:: Your assignment ::
Take each line from the entries that holds "management" and copy it out.

===== Records shown

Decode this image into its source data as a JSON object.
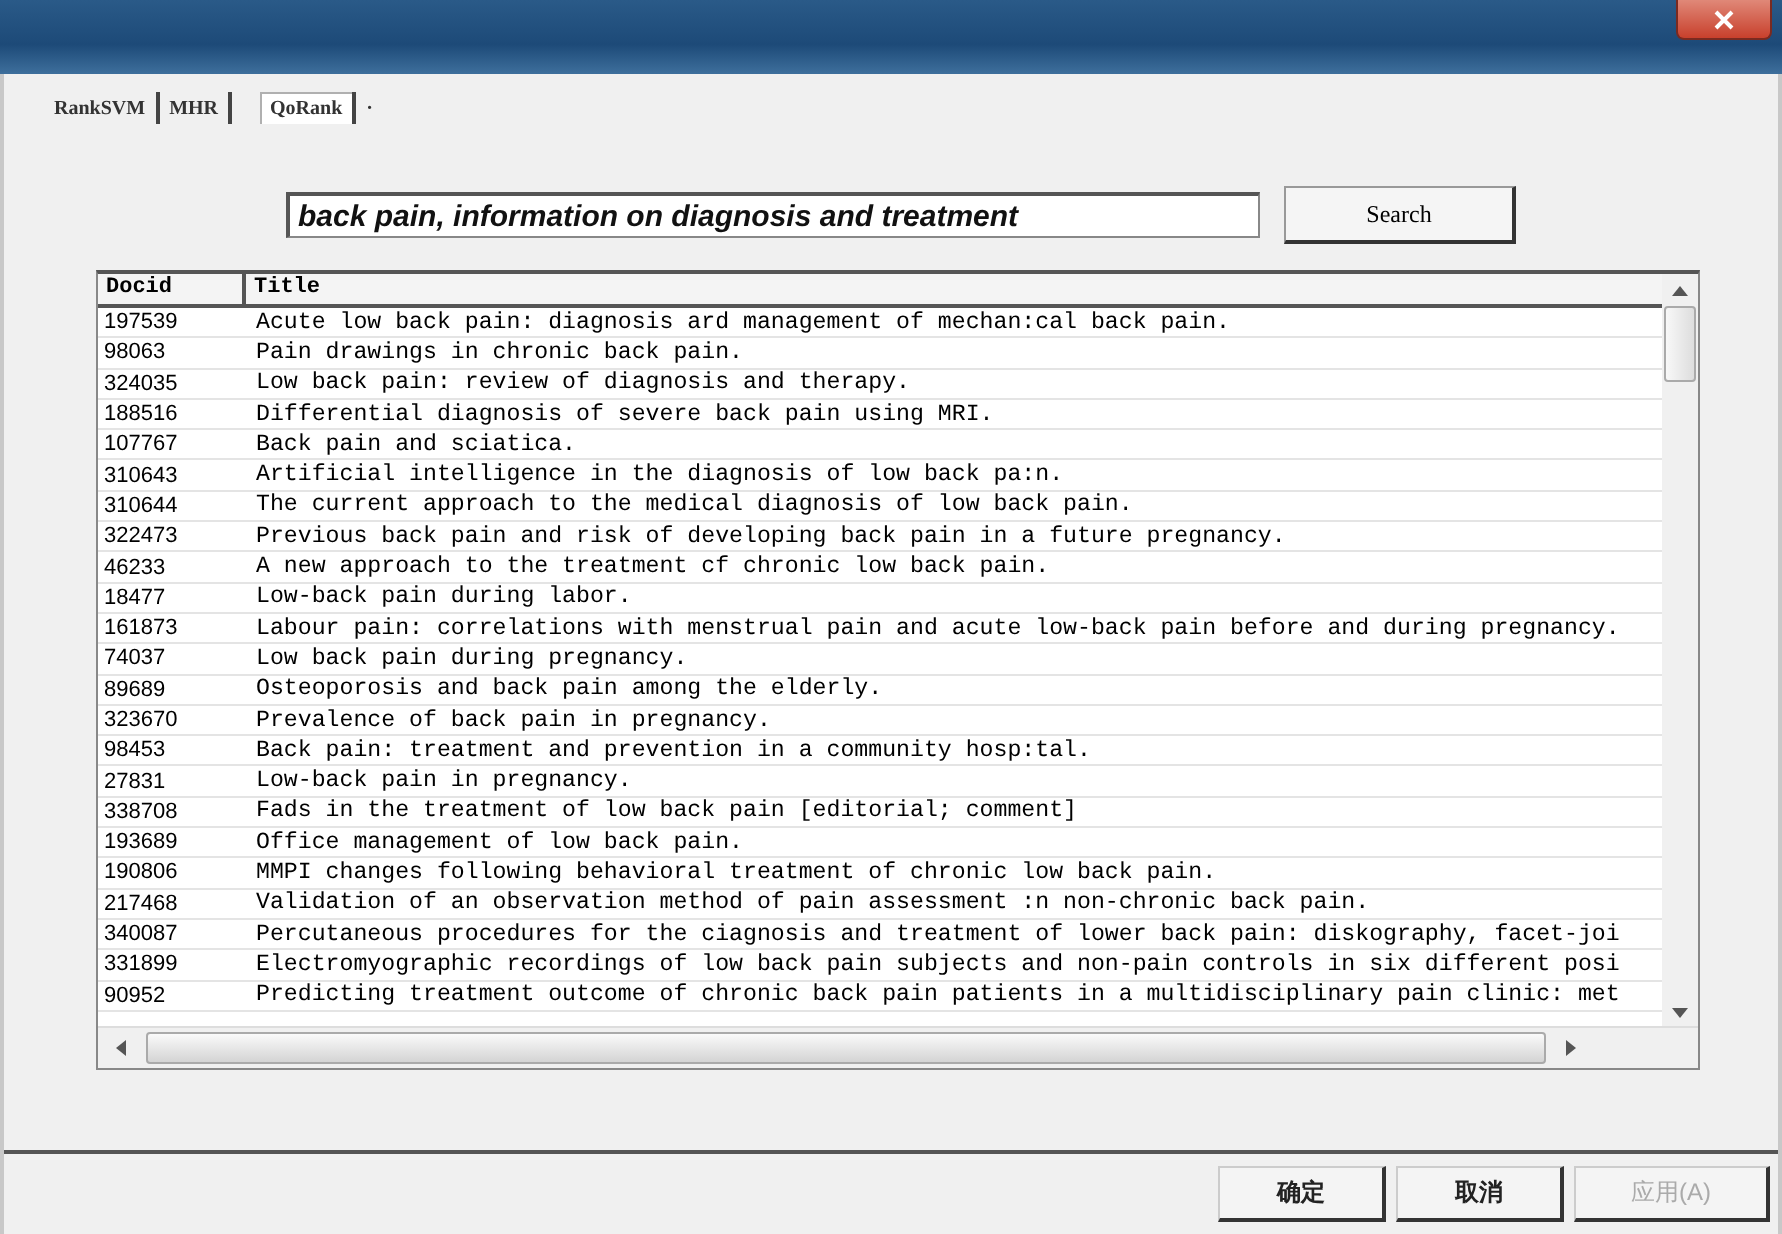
{
  "tabs": [
    {
      "label": "RankSVM",
      "selected": false
    },
    {
      "label": "MHR",
      "selected": false
    },
    {
      "label": "QoRank",
      "selected": true
    },
    {
      "label": "·",
      "selected": false
    }
  ],
  "search": {
    "value": "back pain, information on diagnosis and treatment",
    "button": "Search"
  },
  "table": {
    "columns": [
      "Docid",
      "Title"
    ],
    "rows": [
      [
        "197539",
        "Acute low back pain: diagnosis ard management of mechan:cal back pain."
      ],
      [
        "98063",
        "Pain drawings in chronic back pain."
      ],
      [
        "324035",
        "Low back pain: review of diagnosis and therapy."
      ],
      [
        "188516",
        "Differential diagnosis of severe back pain using MRI."
      ],
      [
        "107767",
        "Back pain and sciatica."
      ],
      [
        "310643",
        "Artificial intelligence in the diagnosis of low back pa:n."
      ],
      [
        "310644",
        "The current approach to the medical diagnosis of low back pain."
      ],
      [
        "322473",
        "Previous back pain and risk of developing back pain in a future pregnancy."
      ],
      [
        "46233",
        "A new approach to the treatment cf chronic low back pain."
      ],
      [
        "18477",
        "Low-back pain during labor."
      ],
      [
        "161873",
        "Labour pain: correlations with menstrual pain and acute low-back pain before and during pregnancy."
      ],
      [
        "74037",
        "Low back pain during pregnancy."
      ],
      [
        "89689",
        "Osteoporosis and back pain among the elderly."
      ],
      [
        "323670",
        "Prevalence of back pain in pregnancy."
      ],
      [
        "98453",
        "Back pain: treatment and prevention in a community hosp:tal."
      ],
      [
        "27831",
        "Low-back pain in pregnancy."
      ],
      [
        "338708",
        "Fads in the treatment of low back pain [editorial; comment]"
      ],
      [
        "193689",
        "Office management of low back pain."
      ],
      [
        "190806",
        "MMPI changes following behavioral treatment of chronic low back pain."
      ],
      [
        "217468",
        "Validation of an observation method of pain assessment :n non-chronic back pain."
      ],
      [
        "340087",
        "Percutaneous procedures for the ciagnosis and treatment of lower back pain: diskography, facet-joi"
      ],
      [
        "331899",
        "Electromyographic recordings of low back pain subjects and non-pain controls in six different posi"
      ],
      [
        "90952",
        "Predicting treatment outcome of chronic back pain patients in a multidisciplinary pain clinic: met"
      ]
    ]
  },
  "buttons": [
    {
      "label": "确定",
      "disabled": false
    },
    {
      "label": "取消",
      "disabled": false
    },
    {
      "label": "应用(A)",
      "disabled": true
    }
  ]
}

==========

:: Solution to the exercise ::
        "Acute low back pain: diagnosis ard management of mechan:cal back pain."
        "Office management of low back pain."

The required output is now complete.